[Start of TASK INPUTS]

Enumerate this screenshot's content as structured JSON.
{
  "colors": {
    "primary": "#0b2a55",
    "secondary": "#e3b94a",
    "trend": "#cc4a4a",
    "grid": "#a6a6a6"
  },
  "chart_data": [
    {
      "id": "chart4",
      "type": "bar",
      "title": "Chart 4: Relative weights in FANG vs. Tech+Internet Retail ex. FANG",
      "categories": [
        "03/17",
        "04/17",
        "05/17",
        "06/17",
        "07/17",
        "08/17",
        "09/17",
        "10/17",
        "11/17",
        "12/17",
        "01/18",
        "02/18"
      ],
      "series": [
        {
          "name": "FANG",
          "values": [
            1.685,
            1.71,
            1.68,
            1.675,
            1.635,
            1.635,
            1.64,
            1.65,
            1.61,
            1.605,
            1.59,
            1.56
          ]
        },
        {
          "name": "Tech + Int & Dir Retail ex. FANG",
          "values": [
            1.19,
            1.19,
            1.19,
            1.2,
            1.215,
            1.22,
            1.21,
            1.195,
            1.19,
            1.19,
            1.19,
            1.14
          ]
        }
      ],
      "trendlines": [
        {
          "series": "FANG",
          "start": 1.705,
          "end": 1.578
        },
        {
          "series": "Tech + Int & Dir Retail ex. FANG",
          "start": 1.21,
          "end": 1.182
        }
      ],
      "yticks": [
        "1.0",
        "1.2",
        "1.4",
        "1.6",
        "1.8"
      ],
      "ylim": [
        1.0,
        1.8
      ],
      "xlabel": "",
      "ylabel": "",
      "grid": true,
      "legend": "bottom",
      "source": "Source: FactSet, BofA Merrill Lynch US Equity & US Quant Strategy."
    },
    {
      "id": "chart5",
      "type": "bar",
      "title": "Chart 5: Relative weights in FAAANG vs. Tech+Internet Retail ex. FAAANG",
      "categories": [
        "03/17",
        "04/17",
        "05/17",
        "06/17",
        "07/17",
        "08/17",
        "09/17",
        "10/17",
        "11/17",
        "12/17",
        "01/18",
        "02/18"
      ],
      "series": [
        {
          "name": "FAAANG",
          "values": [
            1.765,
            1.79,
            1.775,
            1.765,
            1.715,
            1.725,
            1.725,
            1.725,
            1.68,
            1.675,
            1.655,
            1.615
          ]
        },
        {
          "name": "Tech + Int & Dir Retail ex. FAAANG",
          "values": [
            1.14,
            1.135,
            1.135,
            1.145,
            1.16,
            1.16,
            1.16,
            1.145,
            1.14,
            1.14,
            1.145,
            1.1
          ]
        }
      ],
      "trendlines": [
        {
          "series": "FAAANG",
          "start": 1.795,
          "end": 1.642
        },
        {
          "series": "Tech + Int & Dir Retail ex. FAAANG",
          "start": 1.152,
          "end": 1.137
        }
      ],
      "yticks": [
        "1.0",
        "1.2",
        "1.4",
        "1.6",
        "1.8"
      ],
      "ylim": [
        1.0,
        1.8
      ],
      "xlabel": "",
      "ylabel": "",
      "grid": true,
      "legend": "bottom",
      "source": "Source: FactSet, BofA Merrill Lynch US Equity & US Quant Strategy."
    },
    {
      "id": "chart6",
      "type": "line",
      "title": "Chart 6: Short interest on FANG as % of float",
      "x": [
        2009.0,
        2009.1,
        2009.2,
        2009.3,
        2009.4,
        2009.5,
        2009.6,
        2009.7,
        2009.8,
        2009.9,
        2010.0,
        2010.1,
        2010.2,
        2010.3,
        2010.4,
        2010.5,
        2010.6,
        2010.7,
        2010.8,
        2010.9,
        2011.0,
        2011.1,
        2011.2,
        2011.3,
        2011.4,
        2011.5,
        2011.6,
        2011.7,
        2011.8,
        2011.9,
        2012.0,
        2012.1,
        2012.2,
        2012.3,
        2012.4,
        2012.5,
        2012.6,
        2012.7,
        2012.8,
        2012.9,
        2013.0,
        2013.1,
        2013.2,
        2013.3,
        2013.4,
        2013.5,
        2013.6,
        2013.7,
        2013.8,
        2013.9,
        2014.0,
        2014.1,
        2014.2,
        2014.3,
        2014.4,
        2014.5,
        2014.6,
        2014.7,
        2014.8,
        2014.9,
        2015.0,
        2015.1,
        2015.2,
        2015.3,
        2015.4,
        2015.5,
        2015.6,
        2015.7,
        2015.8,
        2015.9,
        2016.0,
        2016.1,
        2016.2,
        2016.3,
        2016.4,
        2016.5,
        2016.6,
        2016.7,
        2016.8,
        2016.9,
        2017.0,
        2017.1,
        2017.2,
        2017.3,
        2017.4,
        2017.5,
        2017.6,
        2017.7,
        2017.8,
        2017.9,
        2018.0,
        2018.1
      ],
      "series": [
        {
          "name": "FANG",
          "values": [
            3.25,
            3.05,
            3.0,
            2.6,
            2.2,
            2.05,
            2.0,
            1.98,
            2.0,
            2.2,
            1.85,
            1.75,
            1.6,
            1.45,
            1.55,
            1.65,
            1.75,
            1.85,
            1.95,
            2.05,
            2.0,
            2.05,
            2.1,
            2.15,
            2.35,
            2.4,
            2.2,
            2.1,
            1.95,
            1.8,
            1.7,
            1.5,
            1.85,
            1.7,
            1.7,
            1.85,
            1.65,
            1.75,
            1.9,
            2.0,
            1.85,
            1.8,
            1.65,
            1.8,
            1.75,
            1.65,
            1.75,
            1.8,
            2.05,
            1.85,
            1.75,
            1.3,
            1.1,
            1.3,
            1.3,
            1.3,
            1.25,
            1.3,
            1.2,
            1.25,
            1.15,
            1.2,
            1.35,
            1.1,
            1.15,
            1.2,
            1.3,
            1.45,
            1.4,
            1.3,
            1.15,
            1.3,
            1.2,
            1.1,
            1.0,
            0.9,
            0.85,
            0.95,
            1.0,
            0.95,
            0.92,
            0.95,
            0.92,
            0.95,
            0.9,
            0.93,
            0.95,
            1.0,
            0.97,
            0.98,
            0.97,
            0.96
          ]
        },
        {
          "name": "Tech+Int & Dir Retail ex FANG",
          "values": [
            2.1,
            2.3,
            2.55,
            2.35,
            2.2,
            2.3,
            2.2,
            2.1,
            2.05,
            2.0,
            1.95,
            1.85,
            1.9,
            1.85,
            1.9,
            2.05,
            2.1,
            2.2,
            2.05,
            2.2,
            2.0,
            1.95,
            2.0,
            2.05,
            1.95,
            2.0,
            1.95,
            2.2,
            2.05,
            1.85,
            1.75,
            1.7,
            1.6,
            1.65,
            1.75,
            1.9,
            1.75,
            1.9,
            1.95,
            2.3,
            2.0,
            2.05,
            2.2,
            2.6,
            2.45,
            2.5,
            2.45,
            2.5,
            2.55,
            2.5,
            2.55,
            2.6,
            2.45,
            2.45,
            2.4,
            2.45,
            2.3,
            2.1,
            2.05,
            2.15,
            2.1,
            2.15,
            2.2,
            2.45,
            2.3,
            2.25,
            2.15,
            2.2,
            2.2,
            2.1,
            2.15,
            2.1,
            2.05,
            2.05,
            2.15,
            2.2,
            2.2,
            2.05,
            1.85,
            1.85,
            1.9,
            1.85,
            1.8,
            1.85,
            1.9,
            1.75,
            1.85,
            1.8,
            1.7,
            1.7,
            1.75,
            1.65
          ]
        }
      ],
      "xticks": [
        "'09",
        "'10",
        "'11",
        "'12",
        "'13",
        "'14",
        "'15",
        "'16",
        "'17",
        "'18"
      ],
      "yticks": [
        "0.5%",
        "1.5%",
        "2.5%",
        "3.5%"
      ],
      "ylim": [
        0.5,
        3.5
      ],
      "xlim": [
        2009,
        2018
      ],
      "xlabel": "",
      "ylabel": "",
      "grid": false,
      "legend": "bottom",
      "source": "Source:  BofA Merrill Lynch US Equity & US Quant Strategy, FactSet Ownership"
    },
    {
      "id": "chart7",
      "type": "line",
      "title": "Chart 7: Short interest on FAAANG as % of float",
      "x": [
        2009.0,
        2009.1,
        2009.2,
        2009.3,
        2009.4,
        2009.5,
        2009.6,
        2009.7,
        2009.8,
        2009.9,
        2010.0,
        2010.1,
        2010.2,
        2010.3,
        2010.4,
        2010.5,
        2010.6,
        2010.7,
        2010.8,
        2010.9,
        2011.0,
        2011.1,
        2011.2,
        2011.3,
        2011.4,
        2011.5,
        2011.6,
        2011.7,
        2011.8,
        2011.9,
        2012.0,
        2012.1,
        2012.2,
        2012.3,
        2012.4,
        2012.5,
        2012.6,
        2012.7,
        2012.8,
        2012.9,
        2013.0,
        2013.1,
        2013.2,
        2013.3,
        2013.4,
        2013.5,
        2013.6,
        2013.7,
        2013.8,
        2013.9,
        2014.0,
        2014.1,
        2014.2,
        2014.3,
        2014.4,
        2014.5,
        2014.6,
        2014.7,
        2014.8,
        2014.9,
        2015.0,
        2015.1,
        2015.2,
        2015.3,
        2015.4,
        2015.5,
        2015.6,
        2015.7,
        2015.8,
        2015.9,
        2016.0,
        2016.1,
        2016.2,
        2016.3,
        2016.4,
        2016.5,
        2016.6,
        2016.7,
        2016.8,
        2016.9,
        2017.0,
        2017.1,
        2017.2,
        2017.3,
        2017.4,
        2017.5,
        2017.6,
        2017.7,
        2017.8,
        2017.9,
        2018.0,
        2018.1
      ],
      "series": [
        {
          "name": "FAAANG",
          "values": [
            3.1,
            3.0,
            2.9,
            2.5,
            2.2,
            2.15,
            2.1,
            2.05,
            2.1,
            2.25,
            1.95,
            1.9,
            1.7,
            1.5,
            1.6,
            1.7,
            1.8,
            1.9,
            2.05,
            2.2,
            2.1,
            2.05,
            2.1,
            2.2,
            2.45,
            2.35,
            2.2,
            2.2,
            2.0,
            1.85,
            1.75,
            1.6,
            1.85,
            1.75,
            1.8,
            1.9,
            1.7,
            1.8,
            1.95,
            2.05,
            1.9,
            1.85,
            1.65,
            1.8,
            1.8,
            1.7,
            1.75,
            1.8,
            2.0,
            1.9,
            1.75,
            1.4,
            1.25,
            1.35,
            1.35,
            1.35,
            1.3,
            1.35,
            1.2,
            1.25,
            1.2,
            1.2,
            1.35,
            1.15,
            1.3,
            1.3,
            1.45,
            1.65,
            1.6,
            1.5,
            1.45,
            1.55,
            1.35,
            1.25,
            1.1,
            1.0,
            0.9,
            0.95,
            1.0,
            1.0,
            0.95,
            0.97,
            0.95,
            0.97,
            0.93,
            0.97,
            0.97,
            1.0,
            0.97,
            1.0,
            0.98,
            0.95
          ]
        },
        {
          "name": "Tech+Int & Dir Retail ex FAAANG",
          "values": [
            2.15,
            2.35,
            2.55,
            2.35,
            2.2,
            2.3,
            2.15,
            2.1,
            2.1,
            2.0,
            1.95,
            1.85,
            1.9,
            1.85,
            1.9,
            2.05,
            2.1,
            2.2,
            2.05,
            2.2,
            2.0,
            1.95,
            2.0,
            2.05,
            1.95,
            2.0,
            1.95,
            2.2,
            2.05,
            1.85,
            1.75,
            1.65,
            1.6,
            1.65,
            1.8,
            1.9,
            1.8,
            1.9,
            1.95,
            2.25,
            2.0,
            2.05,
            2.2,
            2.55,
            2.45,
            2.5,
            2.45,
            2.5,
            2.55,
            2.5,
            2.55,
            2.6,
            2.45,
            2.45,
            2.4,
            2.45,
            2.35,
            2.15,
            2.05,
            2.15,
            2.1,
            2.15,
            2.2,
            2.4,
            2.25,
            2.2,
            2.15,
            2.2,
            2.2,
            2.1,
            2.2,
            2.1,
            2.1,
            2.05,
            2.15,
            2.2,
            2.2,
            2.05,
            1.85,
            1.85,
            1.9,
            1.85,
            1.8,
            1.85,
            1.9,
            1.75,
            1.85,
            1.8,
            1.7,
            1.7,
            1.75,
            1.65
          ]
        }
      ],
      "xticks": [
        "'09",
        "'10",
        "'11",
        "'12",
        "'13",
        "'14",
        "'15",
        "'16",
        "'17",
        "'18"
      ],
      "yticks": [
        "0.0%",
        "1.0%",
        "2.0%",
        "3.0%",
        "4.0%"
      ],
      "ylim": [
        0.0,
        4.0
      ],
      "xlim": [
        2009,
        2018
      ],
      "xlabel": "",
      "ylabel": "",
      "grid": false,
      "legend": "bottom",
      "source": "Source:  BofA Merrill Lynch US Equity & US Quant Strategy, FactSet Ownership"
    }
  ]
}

[End of TASK INPUTS]

**TASK OBJECTIVE**
From the entries above, extract each line containing "weights".

**EXERCISE RESULT**
      "title": "Chart 4: Relative weights in FANG vs. Tech+Internet Retail ex. FANG",
      "title": "Chart 5: Relative weights in FAAANG vs. Tech+Internet Retail ex. FAAANG",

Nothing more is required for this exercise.